Read the data and repeat it in full, exactly.

•••

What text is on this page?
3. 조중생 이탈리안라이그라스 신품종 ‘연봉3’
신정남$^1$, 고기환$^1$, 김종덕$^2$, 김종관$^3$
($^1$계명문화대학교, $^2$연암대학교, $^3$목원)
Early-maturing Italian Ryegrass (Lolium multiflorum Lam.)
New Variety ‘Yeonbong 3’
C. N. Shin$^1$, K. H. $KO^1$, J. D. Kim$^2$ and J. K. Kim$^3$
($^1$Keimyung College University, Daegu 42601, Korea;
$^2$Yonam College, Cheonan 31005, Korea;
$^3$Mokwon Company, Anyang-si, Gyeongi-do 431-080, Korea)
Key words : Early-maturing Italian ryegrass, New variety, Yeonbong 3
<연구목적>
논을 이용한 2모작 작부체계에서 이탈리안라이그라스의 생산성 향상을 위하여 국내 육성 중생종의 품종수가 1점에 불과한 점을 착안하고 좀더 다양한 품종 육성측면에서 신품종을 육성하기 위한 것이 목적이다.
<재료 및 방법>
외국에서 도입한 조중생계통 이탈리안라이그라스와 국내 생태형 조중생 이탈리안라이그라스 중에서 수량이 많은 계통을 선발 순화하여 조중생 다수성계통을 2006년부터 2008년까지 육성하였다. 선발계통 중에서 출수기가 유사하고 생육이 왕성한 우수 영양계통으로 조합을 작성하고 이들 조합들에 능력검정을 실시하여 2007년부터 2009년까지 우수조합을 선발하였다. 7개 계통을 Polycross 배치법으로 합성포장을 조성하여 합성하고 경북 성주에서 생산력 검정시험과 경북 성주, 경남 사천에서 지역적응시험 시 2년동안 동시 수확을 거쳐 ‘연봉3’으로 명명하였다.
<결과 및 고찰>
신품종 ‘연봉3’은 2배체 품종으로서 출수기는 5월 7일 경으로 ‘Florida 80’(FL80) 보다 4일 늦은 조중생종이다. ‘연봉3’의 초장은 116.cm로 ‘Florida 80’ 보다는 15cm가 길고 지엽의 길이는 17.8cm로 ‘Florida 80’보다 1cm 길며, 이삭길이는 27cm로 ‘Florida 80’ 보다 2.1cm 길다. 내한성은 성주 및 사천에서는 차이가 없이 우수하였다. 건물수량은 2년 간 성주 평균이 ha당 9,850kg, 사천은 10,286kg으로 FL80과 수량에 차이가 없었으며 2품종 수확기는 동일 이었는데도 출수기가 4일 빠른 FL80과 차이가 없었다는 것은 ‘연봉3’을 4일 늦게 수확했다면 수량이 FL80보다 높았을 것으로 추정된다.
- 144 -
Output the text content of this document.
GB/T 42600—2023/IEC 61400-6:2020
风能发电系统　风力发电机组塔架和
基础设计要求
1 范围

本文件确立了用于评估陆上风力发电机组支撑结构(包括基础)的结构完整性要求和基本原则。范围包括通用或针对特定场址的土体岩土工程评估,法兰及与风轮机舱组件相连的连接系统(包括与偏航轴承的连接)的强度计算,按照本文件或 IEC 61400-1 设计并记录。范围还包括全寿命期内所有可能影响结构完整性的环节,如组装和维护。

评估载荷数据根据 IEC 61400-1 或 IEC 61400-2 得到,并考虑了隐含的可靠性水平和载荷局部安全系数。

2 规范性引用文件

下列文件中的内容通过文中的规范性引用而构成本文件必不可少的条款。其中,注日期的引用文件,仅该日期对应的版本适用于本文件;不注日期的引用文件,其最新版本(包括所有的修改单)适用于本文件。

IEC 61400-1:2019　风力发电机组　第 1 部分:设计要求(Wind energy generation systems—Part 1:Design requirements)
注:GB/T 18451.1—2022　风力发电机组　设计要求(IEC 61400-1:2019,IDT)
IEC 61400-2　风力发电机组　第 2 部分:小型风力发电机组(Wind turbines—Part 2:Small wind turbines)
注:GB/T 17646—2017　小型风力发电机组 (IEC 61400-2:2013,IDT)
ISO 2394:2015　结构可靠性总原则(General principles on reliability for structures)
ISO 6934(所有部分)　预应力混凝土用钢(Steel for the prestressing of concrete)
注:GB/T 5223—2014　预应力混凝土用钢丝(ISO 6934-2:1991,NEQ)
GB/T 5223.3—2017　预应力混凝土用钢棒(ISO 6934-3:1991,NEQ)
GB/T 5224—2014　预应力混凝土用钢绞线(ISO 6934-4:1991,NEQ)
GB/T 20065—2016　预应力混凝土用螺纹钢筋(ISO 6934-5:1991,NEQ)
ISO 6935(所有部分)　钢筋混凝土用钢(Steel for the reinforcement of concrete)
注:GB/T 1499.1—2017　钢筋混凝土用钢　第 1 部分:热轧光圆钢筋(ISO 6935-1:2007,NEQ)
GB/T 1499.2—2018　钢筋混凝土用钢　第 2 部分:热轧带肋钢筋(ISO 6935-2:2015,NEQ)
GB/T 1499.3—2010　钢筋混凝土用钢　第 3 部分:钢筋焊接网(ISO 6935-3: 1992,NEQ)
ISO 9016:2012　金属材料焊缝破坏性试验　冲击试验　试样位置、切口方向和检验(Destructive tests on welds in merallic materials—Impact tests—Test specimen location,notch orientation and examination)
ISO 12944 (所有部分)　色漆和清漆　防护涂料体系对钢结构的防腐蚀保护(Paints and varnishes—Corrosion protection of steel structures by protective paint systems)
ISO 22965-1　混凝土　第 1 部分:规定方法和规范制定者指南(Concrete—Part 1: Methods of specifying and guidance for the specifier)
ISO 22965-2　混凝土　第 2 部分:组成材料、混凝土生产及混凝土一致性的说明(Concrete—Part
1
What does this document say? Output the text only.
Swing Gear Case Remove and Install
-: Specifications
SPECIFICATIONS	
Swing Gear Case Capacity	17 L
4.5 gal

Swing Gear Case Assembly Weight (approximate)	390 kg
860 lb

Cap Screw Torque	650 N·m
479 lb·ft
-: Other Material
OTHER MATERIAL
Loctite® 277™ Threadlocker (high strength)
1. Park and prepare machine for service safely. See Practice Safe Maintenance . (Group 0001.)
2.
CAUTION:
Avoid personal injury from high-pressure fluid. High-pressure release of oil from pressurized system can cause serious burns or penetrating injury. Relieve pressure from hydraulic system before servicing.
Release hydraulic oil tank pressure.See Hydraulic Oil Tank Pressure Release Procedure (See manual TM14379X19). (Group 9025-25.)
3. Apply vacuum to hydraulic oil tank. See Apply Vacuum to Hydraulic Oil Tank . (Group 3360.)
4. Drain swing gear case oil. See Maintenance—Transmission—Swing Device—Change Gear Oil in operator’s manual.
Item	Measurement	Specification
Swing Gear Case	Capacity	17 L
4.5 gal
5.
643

•••

## Final answer
What text is on this page?
3. 조중생 이탈리안라이그라스 신품종 ‘연봉3’
신정남$^1$, 고기환$^1$, 김종덕$^2$, 김종관$^3$
($^1$계명문화대학교, $^2$연암대학교, $^3$목원)
Early-maturing Italian Ryegrass (Lolium multiflorum Lam.)
New Variety ‘Yeonbong 3’
C. N. Shin$^1$, K. H. $KO^1$, J. D. Kim$^2$ and J. K. Kim$^3$
($^1$Keimyung College University, Daegu 42601, Korea;
$^2$Yonam College, Cheonan 31005, Korea;
$^3$Mokwon Company, Anyang-si, Gyeongi-do 431-080, Korea)
Key words : Early-maturing Italian ryegrass, New variety, Yeonbong 3
<연구목적>
논을 이용한 2모작 작부체계에서 이탈리안라이그라스의 생산성 향상을 위하여 국내 육성 중생종의 품종수가 1점에 불과한 점을 착안하고 좀더 다양한 품종 육성측면에서 신품종을 육성하기 위한 것이 목적이다.
<재료 및 방법>
외국에서 도입한 조중생계통 이탈리안라이그라스와 국내 생태형 조중생 이탈리안라이그라스 중에서 수량이 많은 계통을 선발 순화하여 조중생 다수성계통을 2006년부터 2008년까지 육성하였다. 선발계통 중에서 출수기가 유사하고 생육이 왕성한 우수 영양계통으로 조합을 작성하고 이들 조합들에 능력검정을 실시하여 2007년부터 2009년까지 우수조합을 선발하였다. 7개 계통을 Polycross 배치법으로 합성포장을 조성하여 합성하고 경북 성주에서 생산력 검정시험과 경북 성주, 경남 사천에서 지역적응시험 시 2년동안 동시 수확을 거쳐 ‘연봉3’으로 명명하였다.
<결과 및 고찰>
신품종 ‘연봉3’은 2배체 품종으로서 출수기는 5월 7일 경으로 ‘Florida 80’(FL80) 보다 4일 늦은 조중생종이다. ‘연봉3’의 초장은 116.cm로 ‘Florida 80’ 보다는 15cm가 길고 지엽의 길이는 17.8cm로 ‘Florida 80’보다 1cm 길며, 이삭길이는 27cm로 ‘Florida 80’ 보다 2.1cm 길다. 내한성은 성주 및 사천에서는 차이가 없이 우수하였다. 건물수량은 2년 간 성주 평균이 ha당 9,850kg, 사천은 10,286kg으로 FL80과 수량에 차이가 없었으며 2품종 수확기는 동일 이었는데도 출수기가 4일 빠른 FL80과 차이가 없었다는 것은 ‘연봉3’을 4일 늦게 수확했다면 수량이 FL80보다 높았을 것으로 추정된다.
- 144 -
Output the text content of this document.
GB/T 42600—2023/IEC 61400-6:2020
风能发电系统　风力发电机组塔架和
基础设计要求
1 范围

本文件确立了用于评估陆上风力发电机组支撑结构(包括基础)的结构完整性要求和基本原则。范围包括通用或针对特定场址的土体岩土工程评估,法兰及与风轮机舱组件相连的连接系统(包括与偏航轴承的连接)的强度计算,按照本文件或 IEC 61400-1 设计并记录。范围还包括全寿命期内所有可能影响结构完整性的环节,如组装和维护。

评估载荷数据根据 IEC 61400-1 或 IEC 61400-2 得到,并考虑了隐含的可靠性水平和载荷局部安全系数。

2 规范性引用文件

下列文件中的内容通过文中的规范性引用而构成本文件必不可少的条款。其中,注日期的引用文件,仅该日期对应的版本适用于本文件;不注日期的引用文件,其最新版本(包括所有的修改单)适用于本文件。

IEC 61400-1:2019　风力发电机组　第 1 部分:设计要求(Wind energy generation systems—Part 1:Design requirements)
注:GB/T 18451.1—2022　风力发电机组　设计要求(IEC 61400-1:2019,IDT)
IEC 61400-2　风力发电机组　第 2 部分:小型风力发电机组(Wind turbines—Part 2:Small wind turbines)
注:GB/T 17646—2017　小型风力发电机组 (IEC 61400-2:2013,IDT)
ISO 2394:2015　结构可靠性总原则(General principles on reliability for structures)
ISO 6934(所有部分)　预应力混凝土用钢(Steel for the prestressing of concrete)
注:GB/T 5223—2014　预应力混凝土用钢丝(ISO 6934-2:1991,NEQ)
GB/T 5223.3—2017　预应力混凝土用钢棒(ISO 6934-3:1991,NEQ)
GB/T 5224—2014　预应力混凝土用钢绞线(ISO 6934-4:1991,NEQ)
GB/T 20065—2016　预应力混凝土用螺纹钢筋(ISO 6934-5:1991,NEQ)
ISO 6935(所有部分)　钢筋混凝土用钢(Steel for the reinforcement of concrete)
注:GB/T 1499.1—2017　钢筋混凝土用钢　第 1 部分:热轧光圆钢筋(ISO 6935-1:2007,NEQ)
GB/T 1499.2—2018　钢筋混凝土用钢　第 2 部分:热轧带肋钢筋(ISO 6935-2:2015,NEQ)
GB/T 1499.3—2010　钢筋混凝土用钢　第 3 部分:钢筋焊接网(ISO 6935-3: 1992,NEQ)
ISO 9016:2012　金属材料焊缝破坏性试验　冲击试验　试样位置、切口方向和检验(Destructive tests on welds in merallic materials—Impact tests—Test specimen location,notch orientation and examination)
ISO 12944 (所有部分)　色漆和清漆　防护涂料体系对钢结构的防腐蚀保护(Paints and varnishes—Corrosion protection of steel structures by protective paint systems)
ISO 22965-1　混凝土　第 1 部分:规定方法和规范制定者指南(Concrete—Part 1: Methods of specifying and guidance for the specifier)
ISO 22965-2　混凝土　第 2 部分:组成材料、混凝土生产及混凝土一致性的说明(Concrete—Part
1
What does this document say? Output the text only.
Swing Gear Case Remove and Install
-: Specifications
SPECIFICATIONS	
Swing Gear Case Capacity	17 L
4.5 gal

Swing Gear Case Assembly Weight (approximate)	390 kg
860 lb

Cap Screw Torque	650 N·m
479 lb·ft
-: Other Material
OTHER MATERIAL
Loctite® 277™ Threadlocker (high strength)
1. Park and prepare machine for service safely. See Practice Safe Maintenance . (Group 0001.)
2.
CAUTION:
Avoid personal injury from high-pressure fluid. High-pressure release of oil from pressurized system can cause serious burns or penetrating injury. Relieve pressure from hydraulic system before servicing.
Release hydraulic oil tank pressure.See Hydraulic Oil Tank Pressure Release Procedure (See manual TM14379X19). (Group 9025-25.)
3. Apply vacuum to hydraulic oil tank. See Apply Vacuum to Hydraulic Oil Tank . (Group 3360.)
4. Drain swing gear case oil. See Maintenance—Transmission—Swing Device—Change Gear Oil in operator’s manual.
Item	Measurement	Specification
Swing Gear Case	Capacity	17 L
4.5 gal
5.
643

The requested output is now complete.